:: Data for this exercise ::

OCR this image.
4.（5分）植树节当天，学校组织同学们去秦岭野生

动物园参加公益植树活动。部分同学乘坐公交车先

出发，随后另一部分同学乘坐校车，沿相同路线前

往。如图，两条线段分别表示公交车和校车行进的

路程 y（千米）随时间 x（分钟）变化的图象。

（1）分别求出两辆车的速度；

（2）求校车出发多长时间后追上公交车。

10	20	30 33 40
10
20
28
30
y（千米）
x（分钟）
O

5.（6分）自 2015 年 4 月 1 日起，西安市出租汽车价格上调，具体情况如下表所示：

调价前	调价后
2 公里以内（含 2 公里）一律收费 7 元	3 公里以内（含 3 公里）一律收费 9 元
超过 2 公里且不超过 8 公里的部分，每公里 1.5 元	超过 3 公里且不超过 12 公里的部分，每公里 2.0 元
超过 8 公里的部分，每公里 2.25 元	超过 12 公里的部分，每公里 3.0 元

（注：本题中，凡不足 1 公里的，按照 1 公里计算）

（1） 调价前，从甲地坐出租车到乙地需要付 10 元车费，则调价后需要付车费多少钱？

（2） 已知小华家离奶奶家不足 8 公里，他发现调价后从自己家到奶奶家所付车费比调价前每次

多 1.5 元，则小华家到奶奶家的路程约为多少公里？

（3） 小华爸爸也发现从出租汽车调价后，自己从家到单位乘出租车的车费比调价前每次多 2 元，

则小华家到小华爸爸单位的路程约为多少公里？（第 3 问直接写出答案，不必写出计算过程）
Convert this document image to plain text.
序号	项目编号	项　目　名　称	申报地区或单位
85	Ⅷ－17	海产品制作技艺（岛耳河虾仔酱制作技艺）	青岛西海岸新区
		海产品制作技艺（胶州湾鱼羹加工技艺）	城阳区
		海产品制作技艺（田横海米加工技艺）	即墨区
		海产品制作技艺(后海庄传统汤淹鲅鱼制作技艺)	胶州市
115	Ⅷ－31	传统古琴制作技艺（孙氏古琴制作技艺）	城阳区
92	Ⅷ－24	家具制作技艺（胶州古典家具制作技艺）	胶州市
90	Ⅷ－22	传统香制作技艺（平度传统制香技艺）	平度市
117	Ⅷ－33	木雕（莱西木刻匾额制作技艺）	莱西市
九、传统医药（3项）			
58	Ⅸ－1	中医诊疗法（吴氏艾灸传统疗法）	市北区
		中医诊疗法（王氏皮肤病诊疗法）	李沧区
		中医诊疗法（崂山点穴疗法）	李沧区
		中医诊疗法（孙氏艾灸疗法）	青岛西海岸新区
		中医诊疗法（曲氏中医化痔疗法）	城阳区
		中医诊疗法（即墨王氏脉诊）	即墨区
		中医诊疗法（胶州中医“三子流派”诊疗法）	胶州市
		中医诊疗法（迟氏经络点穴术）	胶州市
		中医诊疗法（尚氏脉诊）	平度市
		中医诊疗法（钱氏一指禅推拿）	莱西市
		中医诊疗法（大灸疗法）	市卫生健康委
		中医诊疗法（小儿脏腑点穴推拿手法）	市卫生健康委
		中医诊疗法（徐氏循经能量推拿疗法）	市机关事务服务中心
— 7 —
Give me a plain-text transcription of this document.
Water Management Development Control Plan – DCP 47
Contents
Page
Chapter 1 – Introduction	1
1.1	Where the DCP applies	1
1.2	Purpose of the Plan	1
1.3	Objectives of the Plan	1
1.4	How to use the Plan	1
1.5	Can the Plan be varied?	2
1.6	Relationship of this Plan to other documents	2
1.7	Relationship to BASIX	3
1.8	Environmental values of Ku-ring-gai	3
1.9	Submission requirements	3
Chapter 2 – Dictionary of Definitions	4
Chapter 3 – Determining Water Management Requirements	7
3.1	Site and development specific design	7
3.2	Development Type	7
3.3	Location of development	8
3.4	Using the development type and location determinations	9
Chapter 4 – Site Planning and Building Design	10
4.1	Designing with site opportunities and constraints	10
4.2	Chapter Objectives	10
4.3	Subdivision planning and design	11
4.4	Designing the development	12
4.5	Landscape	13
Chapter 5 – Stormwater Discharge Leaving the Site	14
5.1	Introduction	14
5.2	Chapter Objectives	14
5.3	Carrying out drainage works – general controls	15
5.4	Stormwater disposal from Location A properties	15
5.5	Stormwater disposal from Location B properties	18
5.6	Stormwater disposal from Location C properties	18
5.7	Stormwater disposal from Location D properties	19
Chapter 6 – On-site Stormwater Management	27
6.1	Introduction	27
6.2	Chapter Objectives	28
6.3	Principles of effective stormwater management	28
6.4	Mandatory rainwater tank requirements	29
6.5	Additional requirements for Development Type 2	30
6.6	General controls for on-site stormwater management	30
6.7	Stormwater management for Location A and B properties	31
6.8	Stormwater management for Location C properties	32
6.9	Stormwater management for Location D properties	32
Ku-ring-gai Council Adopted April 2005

:::

• [Exercise]: Reproduce the data, keeping every line exactly the same.

• [Correct answer]:
OCR this image.
4.（5分）植树节当天，学校组织同学们去秦岭野生

动物园参加公益植树活动。部分同学乘坐公交车先

出发，随后另一部分同学乘坐校车，沿相同路线前

往。如图，两条线段分别表示公交车和校车行进的

路程 y（千米）随时间 x（分钟）变化的图象。

（1）分别求出两辆车的速度；

（2）求校车出发多长时间后追上公交车。

10	20	30 33 40
10
20
28
30
y（千米）
x（分钟）
O

5.（6分）自 2015 年 4 月 1 日起，西安市出租汽车价格上调，具体情况如下表所示：

调价前	调价后
2 公里以内（含 2 公里）一律收费 7 元	3 公里以内（含 3 公里）一律收费 9 元
超过 2 公里且不超过 8 公里的部分，每公里 1.5 元	超过 3 公里且不超过 12 公里的部分，每公里 2.0 元
超过 8 公里的部分，每公里 2.25 元	超过 12 公里的部分，每公里 3.0 元

（注：本题中，凡不足 1 公里的，按照 1 公里计算）

（1） 调价前，从甲地坐出租车到乙地需要付 10 元车费，则调价后需要付车费多少钱？

（2） 已知小华家离奶奶家不足 8 公里，他发现调价后从自己家到奶奶家所付车费比调价前每次

多 1.5 元，则小华家到奶奶家的路程约为多少公里？

（3） 小华爸爸也发现从出租汽车调价后，自己从家到单位乘出租车的车费比调价前每次多 2 元，

则小华家到小华爸爸单位的路程约为多少公里？（第 3 问直接写出答案，不必写出计算过程）
Convert this document image to plain text.
序号	项目编号	项　目　名　称	申报地区或单位
85	Ⅷ－17	海产品制作技艺（岛耳河虾仔酱制作技艺）	青岛西海岸新区
		海产品制作技艺（胶州湾鱼羹加工技艺）	城阳区
		海产品制作技艺（田横海米加工技艺）	即墨区
		海产品制作技艺(后海庄传统汤淹鲅鱼制作技艺)	胶州市
115	Ⅷ－31	传统古琴制作技艺（孙氏古琴制作技艺）	城阳区
92	Ⅷ－24	家具制作技艺（胶州古典家具制作技艺）	胶州市
90	Ⅷ－22	传统香制作技艺（平度传统制香技艺）	平度市
117	Ⅷ－33	木雕（莱西木刻匾额制作技艺）	莱西市
九、传统医药（3项）			
58	Ⅸ－1	中医诊疗法（吴氏艾灸传统疗法）	市北区
		中医诊疗法（王氏皮肤病诊疗法）	李沧区
		中医诊疗法（崂山点穴疗法）	李沧区
		中医诊疗法（孙氏艾灸疗法）	青岛西海岸新区
		中医诊疗法（曲氏中医化痔疗法）	城阳区
		中医诊疗法（即墨王氏脉诊）	即墨区
		中医诊疗法（胶州中医“三子流派”诊疗法）	胶州市
		中医诊疗法（迟氏经络点穴术）	胶州市
		中医诊疗法（尚氏脉诊）	平度市
		中医诊疗法（钱氏一指禅推拿）	莱西市
		中医诊疗法（大灸疗法）	市卫生健康委
		中医诊疗法（小儿脏腑点穴推拿手法）	市卫生健康委
		中医诊疗法（徐氏循经能量推拿疗法）	市机关事务服务中心
— 7 —
Give me a plain-text transcription of this document.
Water Management Development Control Plan – DCP 47
Contents
Page
Chapter 1 – Introduction	1
1.1	Where the DCP applies	1
1.2	Purpose of the Plan	1
1.3	Objectives of the Plan	1
1.4	How to use the Plan	1
1.5	Can the Plan be varied?	2
1.6	Relationship of this Plan to other documents	2
1.7	Relationship to BASIX	3
1.8	Environmental values of Ku-ring-gai	3
1.9	Submission requirements	3
Chapter 2 – Dictionary of Definitions	4
Chapter 3 – Determining Water Management Requirements	7
3.1	Site and development specific design	7
3.2	Development Type	7
3.3	Location of development	8
3.4	Using the development type and location determinations	9
Chapter 4 – Site Planning and Building Design	10
4.1	Designing with site opportunities and constraints	10
4.2	Chapter Objectives	10
4.3	Subdivision planning and design	11
4.4	Designing the development	12
4.5	Landscape	13
Chapter 5 – Stormwater Discharge Leaving the Site	14
5.1	Introduction	14
5.2	Chapter Objectives	14
5.3	Carrying out drainage works – general controls	15
5.4	Stormwater disposal from Location A properties	15
5.5	Stormwater disposal from Location B properties	18
5.6	Stormwater disposal from Location C properties	18
5.7	Stormwater disposal from Location D properties	19
Chapter 6 – On-site Stormwater Management	27
6.1	Introduction	27
6.2	Chapter Objectives	28
6.3	Principles of effective stormwater management	28
6.4	Mandatory rainwater tank requirements	29
6.5	Additional requirements for Development Type 2	30
6.6	General controls for on-site stormwater management	30
6.7	Stormwater management for Location A and B properties	31
6.8	Stormwater management for Location C properties	32
6.9	Stormwater management for Location D properties	32
Ku-ring-gai Council Adopted April 2005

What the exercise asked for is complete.